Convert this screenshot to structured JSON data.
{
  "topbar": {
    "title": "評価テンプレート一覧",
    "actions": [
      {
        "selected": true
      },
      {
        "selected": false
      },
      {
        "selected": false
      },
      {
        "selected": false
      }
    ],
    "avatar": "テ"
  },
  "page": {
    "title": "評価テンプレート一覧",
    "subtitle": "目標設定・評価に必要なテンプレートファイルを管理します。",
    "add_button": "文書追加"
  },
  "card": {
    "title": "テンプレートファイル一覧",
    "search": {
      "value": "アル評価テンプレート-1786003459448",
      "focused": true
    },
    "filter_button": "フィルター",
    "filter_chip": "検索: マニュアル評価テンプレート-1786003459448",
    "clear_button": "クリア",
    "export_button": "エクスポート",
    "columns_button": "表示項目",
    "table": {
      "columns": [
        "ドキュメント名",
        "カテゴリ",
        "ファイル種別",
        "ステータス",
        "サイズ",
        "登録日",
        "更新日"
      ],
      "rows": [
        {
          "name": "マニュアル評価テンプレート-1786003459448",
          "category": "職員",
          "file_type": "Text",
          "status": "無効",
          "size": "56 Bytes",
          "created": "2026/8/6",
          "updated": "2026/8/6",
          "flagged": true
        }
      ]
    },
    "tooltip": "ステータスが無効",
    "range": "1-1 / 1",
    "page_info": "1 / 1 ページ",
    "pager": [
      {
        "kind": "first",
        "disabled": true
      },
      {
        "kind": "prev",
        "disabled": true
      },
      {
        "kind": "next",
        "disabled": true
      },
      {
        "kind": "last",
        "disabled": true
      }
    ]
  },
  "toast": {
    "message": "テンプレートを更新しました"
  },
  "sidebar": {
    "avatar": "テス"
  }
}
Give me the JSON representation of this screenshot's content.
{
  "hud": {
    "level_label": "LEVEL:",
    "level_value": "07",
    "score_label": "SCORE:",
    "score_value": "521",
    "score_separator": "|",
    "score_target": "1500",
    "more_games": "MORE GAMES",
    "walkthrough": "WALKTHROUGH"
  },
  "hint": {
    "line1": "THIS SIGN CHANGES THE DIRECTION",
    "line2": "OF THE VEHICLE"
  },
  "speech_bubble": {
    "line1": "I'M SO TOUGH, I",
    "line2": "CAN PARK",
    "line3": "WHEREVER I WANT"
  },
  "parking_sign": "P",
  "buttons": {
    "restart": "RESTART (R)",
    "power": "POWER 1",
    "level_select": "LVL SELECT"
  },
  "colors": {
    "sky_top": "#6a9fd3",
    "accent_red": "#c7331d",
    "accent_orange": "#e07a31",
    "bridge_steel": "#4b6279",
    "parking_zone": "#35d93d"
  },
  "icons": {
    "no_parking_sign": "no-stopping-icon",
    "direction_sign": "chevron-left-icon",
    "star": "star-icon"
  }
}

To do: Write out the whole listing again. Match it word for word.

Written response:
Convert this screenshot to structured JSON data.
{
  "topbar": {
    "title": "評価テンプレート一覧",
    "actions": [
      {
        "selected": true
      },
      {
        "selected": false
      },
      {
        "selected": false
      },
      {
        "selected": false
      }
    ],
    "avatar": "テ"
  },
  "page": {
    "title": "評価テンプレート一覧",
    "subtitle": "目標設定・評価に必要なテンプレートファイルを管理します。",
    "add_button": "文書追加"
  },
  "card": {
    "title": "テンプレートファイル一覧",
    "search": {
      "value": "アル評価テンプレート-1786003459448",
      "focused": true
    },
    "filter_button": "フィルター",
    "filter_chip": "検索: マニュアル評価テンプレート-1786003459448",
    "clear_button": "クリア",
    "export_button": "エクスポート",
    "columns_button": "表示項目",
    "table": {
      "columns": [
        "ドキュメント名",
        "カテゴリ",
        "ファイル種別",
        "ステータス",
        "サイズ",
        "登録日",
        "更新日"
      ],
      "rows": [
        {
          "name": "マニュアル評価テンプレート-1786003459448",
          "category": "職員",
          "file_type": "Text",
          "status": "無効",
          "size": "56 Bytes",
          "created": "2026/8/6",
          "updated": "2026/8/6",
          "flagged": true
        }
      ]
    },
    "tooltip": "ステータスが無効",
    "range": "1-1 / 1",
    "page_info": "1 / 1 ページ",
    "pager": [
      {
        "kind": "first",
        "disabled": true
      },
      {
        "kind": "prev",
        "disabled": true
      },
      {
        "kind": "next",
        "disabled": true
      },
      {
        "kind": "last",
        "disabled": true
      }
    ]
  },
  "toast": {
    "message": "テンプレートを更新しました"
  },
  "sidebar": {
    "avatar": "テス"
  }
}
Give me the JSON representation of this screenshot's content.
{
  "hud": {
    "level_label": "LEVEL:",
    "level_value": "07",
    "score_label": "SCORE:",
    "score_value": "521",
    "score_separator": "|",
    "score_target": "1500",
    "more_games": "MORE GAMES",
    "walkthrough": "WALKTHROUGH"
  },
  "hint": {
    "line1": "THIS SIGN CHANGES THE DIRECTION",
    "line2": "OF THE VEHICLE"
  },
  "speech_bubble": {
    "line1": "I'M SO TOUGH, I",
    "line2": "CAN PARK",
    "line3": "WHEREVER I WANT"
  },
  "parking_sign": "P",
  "buttons": {
    "restart": "RESTART (R)",
    "power": "POWER 1",
    "level_select": "LVL SELECT"
  },
  "colors": {
    "sky_top": "#6a9fd3",
    "accent_red": "#c7331d",
    "accent_orange": "#e07a31",
    "bridge_steel": "#4b6279",
    "parking_zone": "#35d93d"
  },
  "icons": {
    "no_parking_sign": "no-stopping-icon",
    "direction_sign": "chevron-left-icon",
    "star": "star-icon"
  }
}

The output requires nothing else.